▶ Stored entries

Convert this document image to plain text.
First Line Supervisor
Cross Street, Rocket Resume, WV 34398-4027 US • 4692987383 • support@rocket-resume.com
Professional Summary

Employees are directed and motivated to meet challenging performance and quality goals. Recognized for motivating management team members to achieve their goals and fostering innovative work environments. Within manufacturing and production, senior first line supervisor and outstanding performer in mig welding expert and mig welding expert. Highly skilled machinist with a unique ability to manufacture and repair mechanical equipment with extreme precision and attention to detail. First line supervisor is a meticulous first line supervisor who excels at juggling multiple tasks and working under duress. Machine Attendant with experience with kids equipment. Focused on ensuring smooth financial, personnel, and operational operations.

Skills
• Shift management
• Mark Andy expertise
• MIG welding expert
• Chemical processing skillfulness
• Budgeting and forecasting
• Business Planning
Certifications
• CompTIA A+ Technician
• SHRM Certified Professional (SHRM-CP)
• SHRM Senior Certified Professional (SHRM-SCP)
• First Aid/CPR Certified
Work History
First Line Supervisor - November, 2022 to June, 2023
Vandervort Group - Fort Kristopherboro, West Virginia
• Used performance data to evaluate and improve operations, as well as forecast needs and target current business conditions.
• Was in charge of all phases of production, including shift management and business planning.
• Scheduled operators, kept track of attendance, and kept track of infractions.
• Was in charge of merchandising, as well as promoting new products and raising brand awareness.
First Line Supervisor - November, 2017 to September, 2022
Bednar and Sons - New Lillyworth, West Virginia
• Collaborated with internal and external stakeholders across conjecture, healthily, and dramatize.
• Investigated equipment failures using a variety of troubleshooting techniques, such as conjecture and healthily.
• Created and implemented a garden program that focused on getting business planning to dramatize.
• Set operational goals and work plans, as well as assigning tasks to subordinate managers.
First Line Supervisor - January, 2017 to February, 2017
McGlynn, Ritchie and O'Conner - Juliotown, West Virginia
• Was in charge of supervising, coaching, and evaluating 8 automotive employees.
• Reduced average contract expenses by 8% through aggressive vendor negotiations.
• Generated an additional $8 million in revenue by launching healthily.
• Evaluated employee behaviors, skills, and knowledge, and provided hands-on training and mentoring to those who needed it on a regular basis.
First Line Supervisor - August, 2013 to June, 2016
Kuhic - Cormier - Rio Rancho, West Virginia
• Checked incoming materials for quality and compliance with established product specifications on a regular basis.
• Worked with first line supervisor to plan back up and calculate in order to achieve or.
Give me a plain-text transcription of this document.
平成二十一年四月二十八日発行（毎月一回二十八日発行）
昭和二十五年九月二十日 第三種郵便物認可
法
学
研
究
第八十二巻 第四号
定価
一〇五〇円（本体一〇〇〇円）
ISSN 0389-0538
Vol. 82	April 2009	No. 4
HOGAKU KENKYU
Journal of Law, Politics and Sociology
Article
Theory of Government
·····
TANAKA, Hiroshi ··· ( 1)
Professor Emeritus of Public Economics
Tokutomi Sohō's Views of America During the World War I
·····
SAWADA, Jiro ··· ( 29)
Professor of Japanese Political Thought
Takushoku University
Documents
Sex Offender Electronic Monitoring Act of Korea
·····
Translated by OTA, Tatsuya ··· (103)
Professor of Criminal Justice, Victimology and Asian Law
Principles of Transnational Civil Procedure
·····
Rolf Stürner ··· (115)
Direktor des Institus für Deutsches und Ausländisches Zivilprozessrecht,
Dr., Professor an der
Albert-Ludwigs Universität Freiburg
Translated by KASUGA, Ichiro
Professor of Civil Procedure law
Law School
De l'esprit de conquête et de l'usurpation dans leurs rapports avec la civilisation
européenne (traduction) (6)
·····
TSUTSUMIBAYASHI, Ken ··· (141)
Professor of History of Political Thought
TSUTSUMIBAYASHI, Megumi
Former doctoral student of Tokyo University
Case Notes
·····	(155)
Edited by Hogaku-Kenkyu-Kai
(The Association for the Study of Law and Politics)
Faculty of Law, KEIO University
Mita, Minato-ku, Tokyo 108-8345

▶ TO DO
From the entries above, collect every line with the string "basis" in it.

▶ THE OUTPUT
• Evaluated employee behaviors, skills, and knowledge, and provided hands-on training and mentoring to those who needed it on a regular basis.
• Checked incoming materials for quality and compliance with established product specifications on a regular basis.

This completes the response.